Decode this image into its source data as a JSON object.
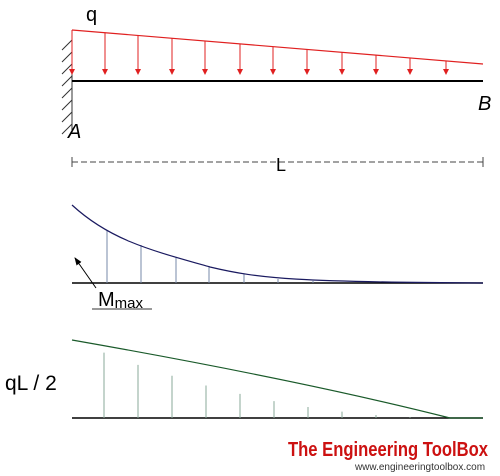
{
  "labels": {
    "load": "q",
    "end_a": "A",
    "end_b": "B",
    "span": "L",
    "moment": "M",
    "moment_sub": "max",
    "shear": "qL / 2"
  },
  "logo": {
    "title": "The Engineering ToolBox",
    "url": "www.engineeringtoolbox.com"
  }
}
______________________________
### Exercise directions
Repeat each entry exactly as given; no pictures belong in the copy.

### Output of the exercise
Decode this image into its source data as a JSON object.
{
  "labels": {
    "load": "q",
    "end_a": "A",
    "end_b": "B",
    "span": "L",
    "moment": "M",
    "moment_sub": "max",
    "shear": "qL / 2"
  },
  "logo": {
    "title": "The Engineering ToolBox",
    "url": "www.engineeringtoolbox.com"
  }
}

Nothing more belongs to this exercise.